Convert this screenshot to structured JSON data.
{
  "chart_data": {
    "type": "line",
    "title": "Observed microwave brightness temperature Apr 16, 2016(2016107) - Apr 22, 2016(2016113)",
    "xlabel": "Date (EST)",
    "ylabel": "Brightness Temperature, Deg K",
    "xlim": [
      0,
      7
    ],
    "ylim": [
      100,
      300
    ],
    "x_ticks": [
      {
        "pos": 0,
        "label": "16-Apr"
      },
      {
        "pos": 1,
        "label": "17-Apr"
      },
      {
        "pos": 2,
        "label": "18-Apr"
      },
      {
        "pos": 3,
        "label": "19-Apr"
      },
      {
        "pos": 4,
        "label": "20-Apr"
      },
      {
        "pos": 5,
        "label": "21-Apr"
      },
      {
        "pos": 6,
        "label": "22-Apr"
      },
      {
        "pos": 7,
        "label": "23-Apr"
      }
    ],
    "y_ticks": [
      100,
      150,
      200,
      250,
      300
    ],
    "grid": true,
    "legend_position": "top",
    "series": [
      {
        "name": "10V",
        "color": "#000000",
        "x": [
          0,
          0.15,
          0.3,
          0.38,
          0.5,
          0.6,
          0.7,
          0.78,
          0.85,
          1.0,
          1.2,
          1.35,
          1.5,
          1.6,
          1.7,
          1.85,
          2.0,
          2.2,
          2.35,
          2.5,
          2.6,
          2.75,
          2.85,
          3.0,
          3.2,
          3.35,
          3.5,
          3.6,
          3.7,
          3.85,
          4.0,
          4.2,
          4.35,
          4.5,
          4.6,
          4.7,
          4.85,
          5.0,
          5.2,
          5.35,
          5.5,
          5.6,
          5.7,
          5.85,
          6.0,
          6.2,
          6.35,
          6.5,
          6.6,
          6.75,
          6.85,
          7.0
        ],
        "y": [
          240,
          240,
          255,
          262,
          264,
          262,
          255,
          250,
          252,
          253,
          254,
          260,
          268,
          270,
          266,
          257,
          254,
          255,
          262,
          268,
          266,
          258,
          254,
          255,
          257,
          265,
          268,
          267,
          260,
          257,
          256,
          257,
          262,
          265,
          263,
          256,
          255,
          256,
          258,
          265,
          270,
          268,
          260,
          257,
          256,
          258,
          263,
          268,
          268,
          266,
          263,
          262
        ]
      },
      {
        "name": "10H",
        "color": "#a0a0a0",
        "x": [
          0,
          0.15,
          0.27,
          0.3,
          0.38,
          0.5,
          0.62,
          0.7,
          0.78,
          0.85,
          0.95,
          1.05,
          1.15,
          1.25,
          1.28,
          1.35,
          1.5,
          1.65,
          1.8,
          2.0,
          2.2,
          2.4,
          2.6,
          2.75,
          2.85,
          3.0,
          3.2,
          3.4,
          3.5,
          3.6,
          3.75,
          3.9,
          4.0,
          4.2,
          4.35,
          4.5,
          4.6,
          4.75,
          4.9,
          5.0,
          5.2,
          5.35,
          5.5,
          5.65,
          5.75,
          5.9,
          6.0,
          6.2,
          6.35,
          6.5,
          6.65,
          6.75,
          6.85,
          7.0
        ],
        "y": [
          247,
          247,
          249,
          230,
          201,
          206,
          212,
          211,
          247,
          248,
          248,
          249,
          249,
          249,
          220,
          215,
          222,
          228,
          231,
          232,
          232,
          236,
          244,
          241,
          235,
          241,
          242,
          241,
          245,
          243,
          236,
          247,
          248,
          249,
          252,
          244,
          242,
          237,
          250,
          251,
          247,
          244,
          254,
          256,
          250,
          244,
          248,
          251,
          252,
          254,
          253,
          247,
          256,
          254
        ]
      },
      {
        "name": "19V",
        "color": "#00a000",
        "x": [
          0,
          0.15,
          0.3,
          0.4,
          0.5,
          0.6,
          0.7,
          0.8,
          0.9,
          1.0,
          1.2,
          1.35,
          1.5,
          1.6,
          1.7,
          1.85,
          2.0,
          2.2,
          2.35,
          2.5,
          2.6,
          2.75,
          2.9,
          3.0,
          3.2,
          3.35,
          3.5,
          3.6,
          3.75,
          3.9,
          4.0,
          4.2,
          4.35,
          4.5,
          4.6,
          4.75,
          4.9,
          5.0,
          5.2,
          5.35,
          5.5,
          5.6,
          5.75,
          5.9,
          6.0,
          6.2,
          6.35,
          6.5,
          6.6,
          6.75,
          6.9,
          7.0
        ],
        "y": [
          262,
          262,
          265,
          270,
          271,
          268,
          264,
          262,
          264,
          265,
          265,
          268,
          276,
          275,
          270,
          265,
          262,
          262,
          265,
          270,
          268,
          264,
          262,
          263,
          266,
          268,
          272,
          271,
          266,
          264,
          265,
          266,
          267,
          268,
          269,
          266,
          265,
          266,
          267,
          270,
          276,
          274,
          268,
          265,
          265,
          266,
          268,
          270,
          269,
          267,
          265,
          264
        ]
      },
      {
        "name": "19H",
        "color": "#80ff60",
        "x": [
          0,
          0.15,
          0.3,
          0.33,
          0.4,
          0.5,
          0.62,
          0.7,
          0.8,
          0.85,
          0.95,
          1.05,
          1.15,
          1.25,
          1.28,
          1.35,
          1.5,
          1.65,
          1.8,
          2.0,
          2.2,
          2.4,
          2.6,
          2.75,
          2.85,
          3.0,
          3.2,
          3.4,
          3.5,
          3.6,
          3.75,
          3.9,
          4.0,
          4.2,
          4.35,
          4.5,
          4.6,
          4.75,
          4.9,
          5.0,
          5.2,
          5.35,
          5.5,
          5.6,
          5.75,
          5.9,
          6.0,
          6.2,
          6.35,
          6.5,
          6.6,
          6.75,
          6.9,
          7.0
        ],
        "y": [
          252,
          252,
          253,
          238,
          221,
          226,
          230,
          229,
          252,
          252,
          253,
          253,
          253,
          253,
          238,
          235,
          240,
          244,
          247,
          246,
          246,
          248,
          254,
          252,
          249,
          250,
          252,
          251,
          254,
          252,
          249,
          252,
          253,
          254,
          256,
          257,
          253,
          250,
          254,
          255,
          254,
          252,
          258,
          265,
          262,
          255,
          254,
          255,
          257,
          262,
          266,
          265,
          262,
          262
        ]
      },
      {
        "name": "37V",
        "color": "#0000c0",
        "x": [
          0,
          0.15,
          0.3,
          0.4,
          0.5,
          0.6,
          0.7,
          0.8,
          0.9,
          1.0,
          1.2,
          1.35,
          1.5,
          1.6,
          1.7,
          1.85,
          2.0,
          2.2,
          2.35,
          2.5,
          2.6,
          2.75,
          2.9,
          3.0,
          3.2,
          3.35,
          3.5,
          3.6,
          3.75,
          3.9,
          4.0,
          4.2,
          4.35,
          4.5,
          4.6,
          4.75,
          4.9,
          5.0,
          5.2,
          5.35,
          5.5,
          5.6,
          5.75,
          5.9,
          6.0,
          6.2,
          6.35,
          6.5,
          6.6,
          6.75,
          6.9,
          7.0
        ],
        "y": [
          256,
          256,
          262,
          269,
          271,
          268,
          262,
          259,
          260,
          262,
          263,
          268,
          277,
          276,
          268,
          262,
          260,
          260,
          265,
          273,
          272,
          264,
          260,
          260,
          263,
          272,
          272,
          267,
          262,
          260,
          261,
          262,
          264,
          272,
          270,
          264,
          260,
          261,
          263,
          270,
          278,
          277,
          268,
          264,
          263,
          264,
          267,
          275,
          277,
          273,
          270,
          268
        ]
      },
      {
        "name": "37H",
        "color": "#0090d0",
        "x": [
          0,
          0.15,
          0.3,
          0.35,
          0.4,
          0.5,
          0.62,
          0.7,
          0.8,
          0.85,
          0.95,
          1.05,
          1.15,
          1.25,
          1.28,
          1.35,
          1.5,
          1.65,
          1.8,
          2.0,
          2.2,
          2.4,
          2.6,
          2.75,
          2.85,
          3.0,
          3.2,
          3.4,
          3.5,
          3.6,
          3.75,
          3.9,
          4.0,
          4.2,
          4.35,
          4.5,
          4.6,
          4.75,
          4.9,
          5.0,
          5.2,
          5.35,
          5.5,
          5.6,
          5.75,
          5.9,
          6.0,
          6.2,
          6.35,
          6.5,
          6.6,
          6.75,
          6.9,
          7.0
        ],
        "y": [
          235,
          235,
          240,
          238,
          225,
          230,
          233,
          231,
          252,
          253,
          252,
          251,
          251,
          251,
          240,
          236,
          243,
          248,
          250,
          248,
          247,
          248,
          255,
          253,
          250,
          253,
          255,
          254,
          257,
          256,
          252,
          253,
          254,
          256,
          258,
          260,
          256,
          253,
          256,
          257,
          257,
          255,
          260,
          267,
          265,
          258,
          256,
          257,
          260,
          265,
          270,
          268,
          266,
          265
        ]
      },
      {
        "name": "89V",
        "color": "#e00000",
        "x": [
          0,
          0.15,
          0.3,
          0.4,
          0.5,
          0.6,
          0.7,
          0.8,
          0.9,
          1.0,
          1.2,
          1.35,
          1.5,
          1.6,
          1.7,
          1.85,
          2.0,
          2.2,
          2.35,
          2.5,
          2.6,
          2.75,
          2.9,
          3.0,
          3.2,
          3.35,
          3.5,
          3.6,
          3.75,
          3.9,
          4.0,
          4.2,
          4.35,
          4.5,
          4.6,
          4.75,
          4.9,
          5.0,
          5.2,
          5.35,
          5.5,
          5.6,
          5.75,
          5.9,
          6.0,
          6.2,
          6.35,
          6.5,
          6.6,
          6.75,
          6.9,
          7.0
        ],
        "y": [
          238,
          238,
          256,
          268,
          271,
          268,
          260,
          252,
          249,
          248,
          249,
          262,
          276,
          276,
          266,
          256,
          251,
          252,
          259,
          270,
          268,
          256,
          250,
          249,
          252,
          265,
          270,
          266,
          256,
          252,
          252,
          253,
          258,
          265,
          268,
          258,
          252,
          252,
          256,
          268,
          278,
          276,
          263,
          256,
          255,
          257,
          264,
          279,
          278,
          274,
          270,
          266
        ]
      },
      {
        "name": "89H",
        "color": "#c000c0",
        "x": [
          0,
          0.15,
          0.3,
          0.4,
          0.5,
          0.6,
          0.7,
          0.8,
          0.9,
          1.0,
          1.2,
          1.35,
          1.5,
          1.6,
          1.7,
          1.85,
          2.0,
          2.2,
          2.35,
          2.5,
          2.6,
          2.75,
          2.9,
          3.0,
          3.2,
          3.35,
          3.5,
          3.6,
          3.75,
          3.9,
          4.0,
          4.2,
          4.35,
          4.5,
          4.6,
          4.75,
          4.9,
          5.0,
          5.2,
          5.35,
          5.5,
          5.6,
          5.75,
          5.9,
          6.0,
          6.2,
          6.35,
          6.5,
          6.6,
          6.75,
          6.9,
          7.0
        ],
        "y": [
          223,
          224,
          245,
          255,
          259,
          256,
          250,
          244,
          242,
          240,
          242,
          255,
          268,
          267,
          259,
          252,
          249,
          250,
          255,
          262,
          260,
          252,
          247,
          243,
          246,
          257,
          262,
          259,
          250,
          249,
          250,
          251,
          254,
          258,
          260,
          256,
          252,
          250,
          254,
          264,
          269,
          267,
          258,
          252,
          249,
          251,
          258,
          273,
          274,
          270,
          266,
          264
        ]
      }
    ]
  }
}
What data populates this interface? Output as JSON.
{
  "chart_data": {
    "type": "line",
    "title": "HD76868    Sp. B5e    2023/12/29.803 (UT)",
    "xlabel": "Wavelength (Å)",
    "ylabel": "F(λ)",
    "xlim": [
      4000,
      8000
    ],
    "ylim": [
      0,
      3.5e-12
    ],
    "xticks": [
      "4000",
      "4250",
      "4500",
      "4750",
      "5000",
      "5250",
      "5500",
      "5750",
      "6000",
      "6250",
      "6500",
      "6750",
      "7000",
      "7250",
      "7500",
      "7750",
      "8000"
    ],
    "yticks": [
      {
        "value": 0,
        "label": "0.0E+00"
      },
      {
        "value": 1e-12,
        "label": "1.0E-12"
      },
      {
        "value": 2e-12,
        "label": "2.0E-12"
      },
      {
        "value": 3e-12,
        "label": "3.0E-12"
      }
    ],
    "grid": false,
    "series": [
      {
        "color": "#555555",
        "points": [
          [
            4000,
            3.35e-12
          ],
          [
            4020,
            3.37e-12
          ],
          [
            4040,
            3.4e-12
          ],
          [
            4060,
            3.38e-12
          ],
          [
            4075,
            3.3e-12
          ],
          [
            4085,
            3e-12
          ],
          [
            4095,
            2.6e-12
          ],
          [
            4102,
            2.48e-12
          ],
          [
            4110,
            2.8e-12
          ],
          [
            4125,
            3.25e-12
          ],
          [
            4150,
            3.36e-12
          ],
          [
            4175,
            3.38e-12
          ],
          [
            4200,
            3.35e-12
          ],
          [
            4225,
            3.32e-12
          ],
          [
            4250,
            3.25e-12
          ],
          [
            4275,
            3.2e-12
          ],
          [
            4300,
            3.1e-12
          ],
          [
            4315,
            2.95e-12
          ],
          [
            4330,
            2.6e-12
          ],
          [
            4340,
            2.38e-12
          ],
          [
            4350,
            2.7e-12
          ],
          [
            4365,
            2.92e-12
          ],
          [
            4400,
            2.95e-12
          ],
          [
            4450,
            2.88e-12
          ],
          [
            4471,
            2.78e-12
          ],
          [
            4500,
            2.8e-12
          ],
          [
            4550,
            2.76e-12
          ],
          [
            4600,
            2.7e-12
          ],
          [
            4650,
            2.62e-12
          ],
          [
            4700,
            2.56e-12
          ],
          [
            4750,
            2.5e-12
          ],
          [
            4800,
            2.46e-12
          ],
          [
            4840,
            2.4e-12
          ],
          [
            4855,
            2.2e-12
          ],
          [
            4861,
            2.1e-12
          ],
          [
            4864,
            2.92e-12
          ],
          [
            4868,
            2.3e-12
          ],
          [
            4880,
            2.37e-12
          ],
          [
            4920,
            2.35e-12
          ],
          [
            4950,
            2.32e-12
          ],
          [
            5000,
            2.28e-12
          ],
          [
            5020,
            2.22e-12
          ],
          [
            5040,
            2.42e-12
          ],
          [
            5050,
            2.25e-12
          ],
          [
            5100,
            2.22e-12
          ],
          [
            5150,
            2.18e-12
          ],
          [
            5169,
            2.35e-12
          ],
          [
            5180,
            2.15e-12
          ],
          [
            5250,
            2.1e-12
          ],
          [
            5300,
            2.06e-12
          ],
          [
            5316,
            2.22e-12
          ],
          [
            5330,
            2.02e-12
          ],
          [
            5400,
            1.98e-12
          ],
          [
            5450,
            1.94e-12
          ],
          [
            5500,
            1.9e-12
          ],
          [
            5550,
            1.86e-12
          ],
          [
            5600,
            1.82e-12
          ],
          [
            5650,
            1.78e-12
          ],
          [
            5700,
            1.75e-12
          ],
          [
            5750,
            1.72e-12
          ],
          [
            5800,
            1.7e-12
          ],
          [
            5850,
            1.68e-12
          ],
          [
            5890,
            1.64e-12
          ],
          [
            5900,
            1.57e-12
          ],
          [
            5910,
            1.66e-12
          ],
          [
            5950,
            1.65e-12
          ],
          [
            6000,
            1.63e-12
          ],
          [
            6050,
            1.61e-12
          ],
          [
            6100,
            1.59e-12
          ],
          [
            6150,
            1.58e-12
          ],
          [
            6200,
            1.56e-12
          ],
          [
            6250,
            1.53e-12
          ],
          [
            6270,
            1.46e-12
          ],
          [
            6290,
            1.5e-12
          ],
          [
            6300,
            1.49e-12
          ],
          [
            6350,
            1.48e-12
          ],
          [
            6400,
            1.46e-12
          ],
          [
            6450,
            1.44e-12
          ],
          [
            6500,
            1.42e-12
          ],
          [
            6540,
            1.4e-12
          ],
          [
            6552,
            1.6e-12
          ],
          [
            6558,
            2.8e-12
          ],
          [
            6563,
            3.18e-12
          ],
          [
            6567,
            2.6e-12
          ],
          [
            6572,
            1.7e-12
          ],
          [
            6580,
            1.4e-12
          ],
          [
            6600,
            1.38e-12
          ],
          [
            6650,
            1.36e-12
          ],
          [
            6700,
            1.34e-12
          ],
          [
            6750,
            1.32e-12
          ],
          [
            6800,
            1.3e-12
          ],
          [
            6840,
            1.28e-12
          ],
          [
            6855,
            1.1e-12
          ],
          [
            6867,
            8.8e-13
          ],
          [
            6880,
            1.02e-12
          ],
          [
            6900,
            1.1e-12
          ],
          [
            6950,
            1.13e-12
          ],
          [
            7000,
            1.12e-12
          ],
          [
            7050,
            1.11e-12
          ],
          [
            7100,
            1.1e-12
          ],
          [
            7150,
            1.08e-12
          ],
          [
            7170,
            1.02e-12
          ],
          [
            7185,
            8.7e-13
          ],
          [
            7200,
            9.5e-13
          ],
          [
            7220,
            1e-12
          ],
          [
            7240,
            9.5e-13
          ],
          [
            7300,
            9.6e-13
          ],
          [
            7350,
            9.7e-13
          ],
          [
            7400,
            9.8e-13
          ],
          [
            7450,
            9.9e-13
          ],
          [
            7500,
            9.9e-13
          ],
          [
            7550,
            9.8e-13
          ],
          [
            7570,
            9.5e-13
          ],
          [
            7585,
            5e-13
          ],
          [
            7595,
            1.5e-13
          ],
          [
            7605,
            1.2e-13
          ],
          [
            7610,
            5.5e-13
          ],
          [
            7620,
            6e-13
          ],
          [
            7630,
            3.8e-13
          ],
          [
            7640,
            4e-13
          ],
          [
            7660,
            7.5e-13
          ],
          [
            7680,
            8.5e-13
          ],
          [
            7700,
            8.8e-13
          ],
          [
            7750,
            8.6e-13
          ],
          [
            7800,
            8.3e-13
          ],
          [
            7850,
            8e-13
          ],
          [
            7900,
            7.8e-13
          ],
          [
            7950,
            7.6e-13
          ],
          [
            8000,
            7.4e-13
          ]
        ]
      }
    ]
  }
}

● ● ● ● ● ● ●

▸ What is required
Filter the listing for the word "xlabel" and copy every line that holds it.

▸ Final result
    "xlabel": "Date (EST)",
    "xlabel": "Wavelength (Å)",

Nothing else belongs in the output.